_WHAT IS NEEDED_: Say how many lines hold the string "dass"; please write nothing but the number.

◆ ◆ ◆ ◆ ◆

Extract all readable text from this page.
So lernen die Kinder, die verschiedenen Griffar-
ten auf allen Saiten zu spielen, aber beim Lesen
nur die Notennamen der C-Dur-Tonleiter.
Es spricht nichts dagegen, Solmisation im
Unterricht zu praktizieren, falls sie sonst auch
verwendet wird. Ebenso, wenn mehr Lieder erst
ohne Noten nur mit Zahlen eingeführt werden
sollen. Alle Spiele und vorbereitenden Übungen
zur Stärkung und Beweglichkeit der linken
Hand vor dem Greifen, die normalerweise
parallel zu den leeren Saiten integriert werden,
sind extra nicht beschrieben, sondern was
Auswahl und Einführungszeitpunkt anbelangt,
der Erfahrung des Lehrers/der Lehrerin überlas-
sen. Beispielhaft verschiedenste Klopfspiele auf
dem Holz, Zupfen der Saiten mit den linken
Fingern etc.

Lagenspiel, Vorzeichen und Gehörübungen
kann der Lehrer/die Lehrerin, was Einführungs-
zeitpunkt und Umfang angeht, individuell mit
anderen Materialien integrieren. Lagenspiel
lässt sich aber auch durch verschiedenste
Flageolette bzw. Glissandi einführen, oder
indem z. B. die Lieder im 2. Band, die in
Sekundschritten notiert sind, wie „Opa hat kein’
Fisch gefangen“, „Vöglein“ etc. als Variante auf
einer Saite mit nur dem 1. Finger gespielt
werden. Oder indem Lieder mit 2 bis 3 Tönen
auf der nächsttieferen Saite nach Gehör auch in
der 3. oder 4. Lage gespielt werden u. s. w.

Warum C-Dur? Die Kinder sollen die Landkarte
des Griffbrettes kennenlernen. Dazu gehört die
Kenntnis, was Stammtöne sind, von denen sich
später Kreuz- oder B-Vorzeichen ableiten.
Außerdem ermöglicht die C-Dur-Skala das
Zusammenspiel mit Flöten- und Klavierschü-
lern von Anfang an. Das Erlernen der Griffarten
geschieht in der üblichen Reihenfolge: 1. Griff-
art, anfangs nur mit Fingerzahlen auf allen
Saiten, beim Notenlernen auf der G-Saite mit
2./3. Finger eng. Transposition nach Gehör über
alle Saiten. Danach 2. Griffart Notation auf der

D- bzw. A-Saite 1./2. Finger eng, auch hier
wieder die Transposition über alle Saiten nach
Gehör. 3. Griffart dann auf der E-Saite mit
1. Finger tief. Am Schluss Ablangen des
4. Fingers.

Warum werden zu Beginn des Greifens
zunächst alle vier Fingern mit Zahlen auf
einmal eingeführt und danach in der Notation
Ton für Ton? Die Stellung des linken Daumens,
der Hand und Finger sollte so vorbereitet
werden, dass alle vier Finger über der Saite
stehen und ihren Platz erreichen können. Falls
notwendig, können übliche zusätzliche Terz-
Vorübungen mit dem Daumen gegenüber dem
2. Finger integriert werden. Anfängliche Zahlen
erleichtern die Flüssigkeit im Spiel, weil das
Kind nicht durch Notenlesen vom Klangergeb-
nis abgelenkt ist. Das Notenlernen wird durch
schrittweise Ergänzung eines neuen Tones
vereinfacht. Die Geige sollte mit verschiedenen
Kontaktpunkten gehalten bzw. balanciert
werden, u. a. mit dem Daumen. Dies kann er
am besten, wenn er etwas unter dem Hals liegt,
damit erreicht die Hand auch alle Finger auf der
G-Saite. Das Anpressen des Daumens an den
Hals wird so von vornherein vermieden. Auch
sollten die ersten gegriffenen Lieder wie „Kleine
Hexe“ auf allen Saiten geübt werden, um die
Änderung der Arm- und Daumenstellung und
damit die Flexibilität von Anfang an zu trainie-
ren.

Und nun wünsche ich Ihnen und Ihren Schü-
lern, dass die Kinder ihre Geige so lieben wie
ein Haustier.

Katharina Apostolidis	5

◆ ◆ ◆ ◆ ◆

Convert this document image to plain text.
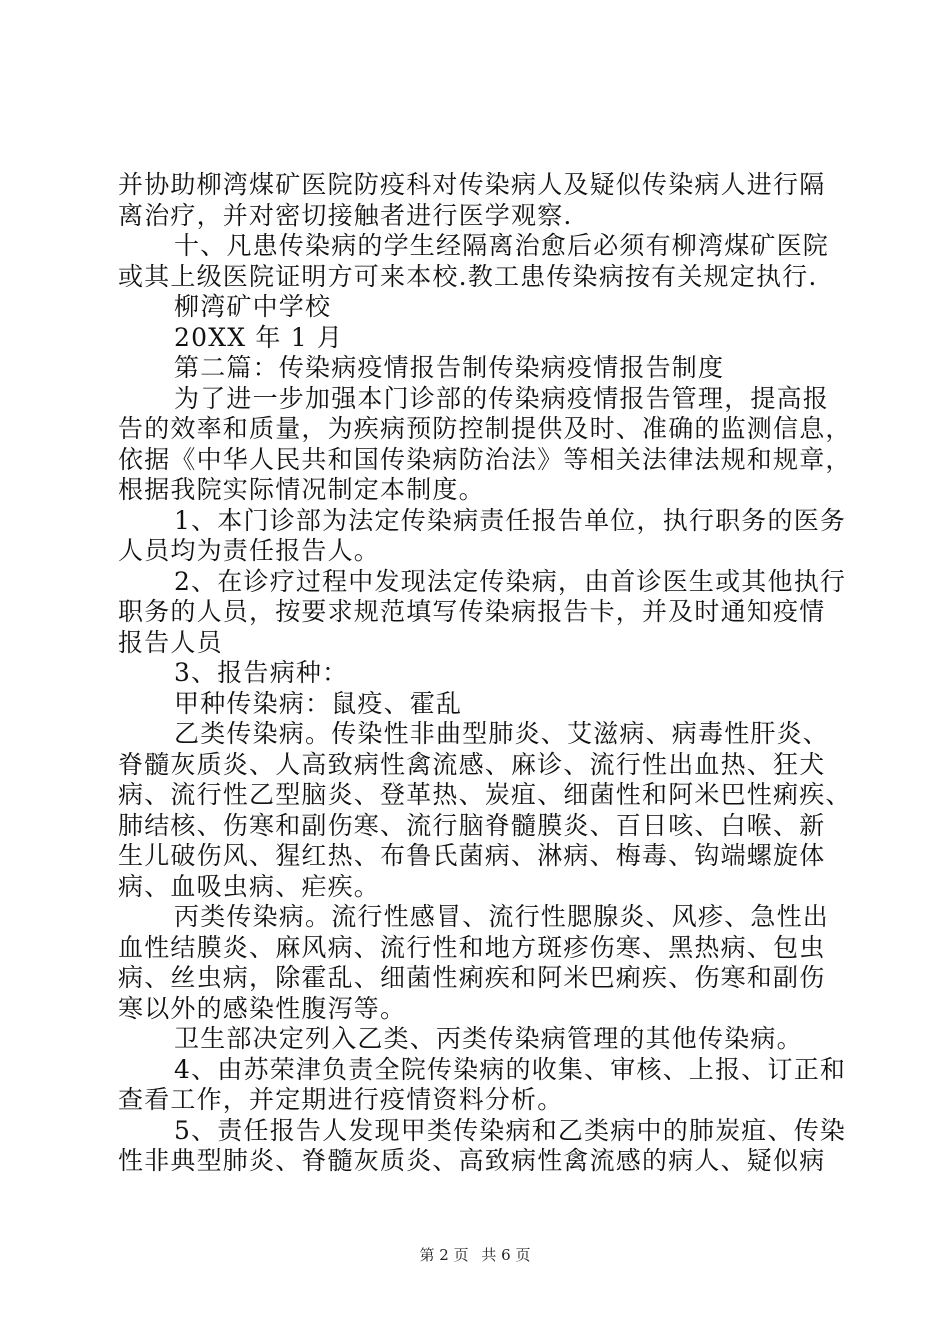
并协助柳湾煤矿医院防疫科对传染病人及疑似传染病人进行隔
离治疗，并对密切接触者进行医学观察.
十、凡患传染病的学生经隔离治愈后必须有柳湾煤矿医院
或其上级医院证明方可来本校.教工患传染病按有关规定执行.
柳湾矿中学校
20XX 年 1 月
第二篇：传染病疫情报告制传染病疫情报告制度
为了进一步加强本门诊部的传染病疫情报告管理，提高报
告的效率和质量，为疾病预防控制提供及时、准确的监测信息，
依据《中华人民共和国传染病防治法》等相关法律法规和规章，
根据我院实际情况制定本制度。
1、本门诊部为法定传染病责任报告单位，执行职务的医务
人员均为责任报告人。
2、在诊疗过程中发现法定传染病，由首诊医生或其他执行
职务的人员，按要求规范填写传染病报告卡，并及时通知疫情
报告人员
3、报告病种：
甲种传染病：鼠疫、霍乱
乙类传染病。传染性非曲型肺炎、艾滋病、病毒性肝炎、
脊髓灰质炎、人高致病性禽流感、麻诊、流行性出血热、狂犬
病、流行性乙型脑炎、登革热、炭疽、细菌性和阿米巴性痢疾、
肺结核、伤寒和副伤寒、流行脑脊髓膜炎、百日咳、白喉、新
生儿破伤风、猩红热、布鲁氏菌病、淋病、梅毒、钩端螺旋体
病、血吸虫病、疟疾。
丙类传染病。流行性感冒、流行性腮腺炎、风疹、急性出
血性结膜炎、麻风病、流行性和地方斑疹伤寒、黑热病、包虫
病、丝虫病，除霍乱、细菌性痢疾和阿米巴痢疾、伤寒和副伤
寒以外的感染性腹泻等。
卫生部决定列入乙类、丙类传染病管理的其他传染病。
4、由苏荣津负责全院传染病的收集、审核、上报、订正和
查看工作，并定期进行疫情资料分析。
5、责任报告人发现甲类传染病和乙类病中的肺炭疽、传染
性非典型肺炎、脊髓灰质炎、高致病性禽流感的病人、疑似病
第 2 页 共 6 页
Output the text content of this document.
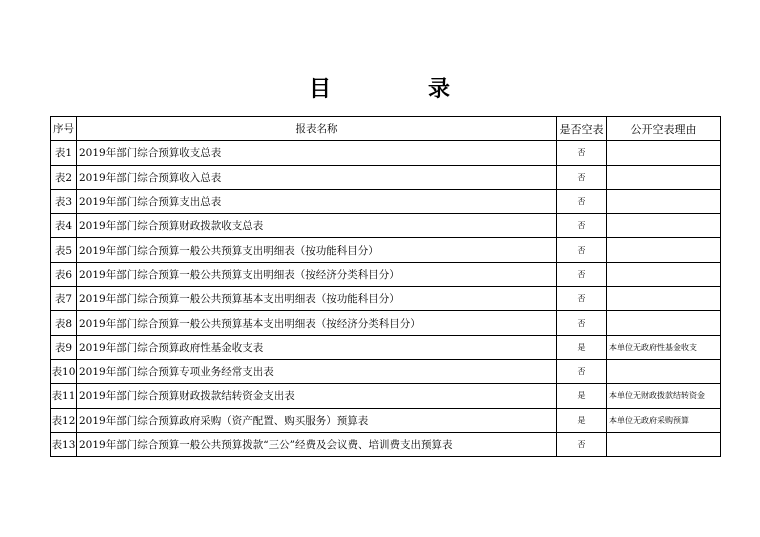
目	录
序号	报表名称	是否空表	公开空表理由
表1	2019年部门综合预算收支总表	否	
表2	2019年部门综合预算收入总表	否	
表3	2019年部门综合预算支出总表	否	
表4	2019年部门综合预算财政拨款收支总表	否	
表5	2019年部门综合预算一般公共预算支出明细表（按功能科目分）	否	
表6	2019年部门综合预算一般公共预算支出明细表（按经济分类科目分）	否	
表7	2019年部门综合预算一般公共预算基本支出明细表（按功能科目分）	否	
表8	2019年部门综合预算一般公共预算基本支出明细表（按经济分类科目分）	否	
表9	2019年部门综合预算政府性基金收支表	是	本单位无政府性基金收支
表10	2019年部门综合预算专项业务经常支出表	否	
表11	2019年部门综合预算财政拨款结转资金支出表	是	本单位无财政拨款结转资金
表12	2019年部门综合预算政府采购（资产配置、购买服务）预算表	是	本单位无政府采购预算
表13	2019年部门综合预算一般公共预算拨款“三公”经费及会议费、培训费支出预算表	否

◆ ◆ ◆ ◆ ◆

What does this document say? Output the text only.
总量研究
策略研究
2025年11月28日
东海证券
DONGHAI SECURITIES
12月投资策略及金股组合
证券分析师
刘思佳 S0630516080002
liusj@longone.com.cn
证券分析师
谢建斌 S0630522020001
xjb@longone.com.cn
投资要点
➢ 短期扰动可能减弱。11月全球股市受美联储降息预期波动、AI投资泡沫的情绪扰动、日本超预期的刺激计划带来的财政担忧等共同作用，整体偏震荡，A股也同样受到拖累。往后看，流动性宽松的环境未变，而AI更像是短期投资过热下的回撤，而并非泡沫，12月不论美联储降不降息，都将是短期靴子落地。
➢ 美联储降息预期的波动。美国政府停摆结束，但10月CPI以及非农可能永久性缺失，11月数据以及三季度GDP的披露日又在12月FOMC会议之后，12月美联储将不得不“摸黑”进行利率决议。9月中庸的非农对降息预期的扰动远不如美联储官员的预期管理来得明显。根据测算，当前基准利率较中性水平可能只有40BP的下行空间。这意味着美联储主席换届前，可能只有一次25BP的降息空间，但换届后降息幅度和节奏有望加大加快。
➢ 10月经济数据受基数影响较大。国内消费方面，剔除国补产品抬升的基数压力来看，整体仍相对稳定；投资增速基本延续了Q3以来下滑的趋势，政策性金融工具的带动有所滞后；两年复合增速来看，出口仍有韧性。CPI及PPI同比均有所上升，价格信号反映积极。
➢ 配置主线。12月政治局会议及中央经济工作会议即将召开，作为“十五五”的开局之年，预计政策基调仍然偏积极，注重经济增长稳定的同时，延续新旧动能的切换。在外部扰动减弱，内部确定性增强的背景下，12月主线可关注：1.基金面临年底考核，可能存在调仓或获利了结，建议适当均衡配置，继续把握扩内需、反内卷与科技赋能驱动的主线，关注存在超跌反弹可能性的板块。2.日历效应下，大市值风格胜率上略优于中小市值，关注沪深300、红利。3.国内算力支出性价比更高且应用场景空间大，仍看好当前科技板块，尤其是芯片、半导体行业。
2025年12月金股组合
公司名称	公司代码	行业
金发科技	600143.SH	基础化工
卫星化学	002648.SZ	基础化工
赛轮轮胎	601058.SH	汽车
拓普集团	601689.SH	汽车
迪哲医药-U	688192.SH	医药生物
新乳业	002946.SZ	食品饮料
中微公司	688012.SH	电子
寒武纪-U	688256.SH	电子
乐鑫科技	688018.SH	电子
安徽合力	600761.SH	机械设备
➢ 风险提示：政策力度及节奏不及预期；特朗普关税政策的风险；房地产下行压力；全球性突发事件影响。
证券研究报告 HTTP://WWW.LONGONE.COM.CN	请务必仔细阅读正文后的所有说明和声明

◆ ◆ ◆ ◆ ◆

_WRITTEN REPLY_: 2